== PROMPT ==
Filter the records below for the word "ylabel". Copy each line that holds it.

(Dataset listings of figures)

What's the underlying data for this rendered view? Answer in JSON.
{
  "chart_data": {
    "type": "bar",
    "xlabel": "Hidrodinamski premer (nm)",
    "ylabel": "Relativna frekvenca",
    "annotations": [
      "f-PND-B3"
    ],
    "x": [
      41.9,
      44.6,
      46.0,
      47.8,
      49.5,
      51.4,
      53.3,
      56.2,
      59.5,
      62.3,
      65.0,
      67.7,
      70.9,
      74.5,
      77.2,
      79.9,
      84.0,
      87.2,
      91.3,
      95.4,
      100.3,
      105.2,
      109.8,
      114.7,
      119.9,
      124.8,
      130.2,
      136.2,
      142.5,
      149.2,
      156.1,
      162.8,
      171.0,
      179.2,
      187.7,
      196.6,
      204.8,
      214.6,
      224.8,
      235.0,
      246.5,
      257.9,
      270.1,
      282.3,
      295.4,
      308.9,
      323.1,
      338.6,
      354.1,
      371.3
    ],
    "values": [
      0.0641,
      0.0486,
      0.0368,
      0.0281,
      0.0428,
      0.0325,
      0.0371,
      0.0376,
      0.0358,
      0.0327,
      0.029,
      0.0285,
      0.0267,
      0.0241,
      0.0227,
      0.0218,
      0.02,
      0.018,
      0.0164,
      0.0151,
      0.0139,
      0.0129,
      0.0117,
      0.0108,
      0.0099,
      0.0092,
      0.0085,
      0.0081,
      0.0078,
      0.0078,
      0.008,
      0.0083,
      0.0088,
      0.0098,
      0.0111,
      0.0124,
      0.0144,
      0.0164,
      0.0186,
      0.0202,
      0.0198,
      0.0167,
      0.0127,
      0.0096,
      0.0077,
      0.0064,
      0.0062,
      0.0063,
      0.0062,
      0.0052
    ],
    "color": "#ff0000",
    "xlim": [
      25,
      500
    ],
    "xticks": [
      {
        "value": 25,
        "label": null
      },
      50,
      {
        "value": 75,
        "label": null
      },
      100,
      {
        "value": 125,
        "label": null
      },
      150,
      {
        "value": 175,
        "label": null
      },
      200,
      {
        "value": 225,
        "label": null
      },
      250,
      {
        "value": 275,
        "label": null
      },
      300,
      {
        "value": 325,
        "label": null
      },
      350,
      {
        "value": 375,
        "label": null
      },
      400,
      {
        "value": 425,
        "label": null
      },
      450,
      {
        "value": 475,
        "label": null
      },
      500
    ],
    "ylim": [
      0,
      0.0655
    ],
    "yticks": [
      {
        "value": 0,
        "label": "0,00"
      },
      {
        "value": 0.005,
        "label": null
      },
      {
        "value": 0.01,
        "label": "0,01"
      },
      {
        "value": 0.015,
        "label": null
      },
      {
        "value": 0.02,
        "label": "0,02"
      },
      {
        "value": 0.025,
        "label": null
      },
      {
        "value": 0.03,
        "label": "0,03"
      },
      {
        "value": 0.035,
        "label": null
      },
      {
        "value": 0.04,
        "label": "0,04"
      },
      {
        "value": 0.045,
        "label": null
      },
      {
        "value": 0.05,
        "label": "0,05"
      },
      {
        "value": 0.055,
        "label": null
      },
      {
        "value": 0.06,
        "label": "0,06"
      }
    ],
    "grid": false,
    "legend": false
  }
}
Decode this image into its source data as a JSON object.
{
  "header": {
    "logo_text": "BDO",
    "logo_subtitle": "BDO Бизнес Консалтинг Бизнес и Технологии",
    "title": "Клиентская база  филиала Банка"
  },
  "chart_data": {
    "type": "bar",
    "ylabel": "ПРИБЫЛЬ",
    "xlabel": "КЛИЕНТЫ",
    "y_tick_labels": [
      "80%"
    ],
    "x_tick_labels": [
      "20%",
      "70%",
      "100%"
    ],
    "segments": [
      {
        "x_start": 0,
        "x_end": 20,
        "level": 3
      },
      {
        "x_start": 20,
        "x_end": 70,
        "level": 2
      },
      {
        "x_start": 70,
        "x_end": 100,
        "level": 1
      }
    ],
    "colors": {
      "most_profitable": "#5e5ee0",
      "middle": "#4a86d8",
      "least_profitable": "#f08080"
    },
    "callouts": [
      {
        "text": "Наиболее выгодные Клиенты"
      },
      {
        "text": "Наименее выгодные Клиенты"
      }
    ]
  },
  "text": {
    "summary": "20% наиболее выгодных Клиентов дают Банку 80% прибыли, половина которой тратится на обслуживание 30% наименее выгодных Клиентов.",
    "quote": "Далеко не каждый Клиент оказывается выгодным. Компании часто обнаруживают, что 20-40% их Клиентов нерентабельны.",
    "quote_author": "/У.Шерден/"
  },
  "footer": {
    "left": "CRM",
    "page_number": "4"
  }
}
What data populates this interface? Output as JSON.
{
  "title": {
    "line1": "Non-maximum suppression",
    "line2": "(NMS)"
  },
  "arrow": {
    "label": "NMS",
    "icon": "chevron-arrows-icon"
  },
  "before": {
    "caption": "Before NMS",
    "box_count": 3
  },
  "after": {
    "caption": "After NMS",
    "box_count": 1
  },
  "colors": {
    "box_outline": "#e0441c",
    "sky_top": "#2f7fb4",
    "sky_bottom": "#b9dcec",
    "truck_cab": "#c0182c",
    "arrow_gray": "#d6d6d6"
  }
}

== RESPONSE ==
    "ylabel": "Relativna frekvenca",
    "ylabel": "ПРИБЫЛЬ",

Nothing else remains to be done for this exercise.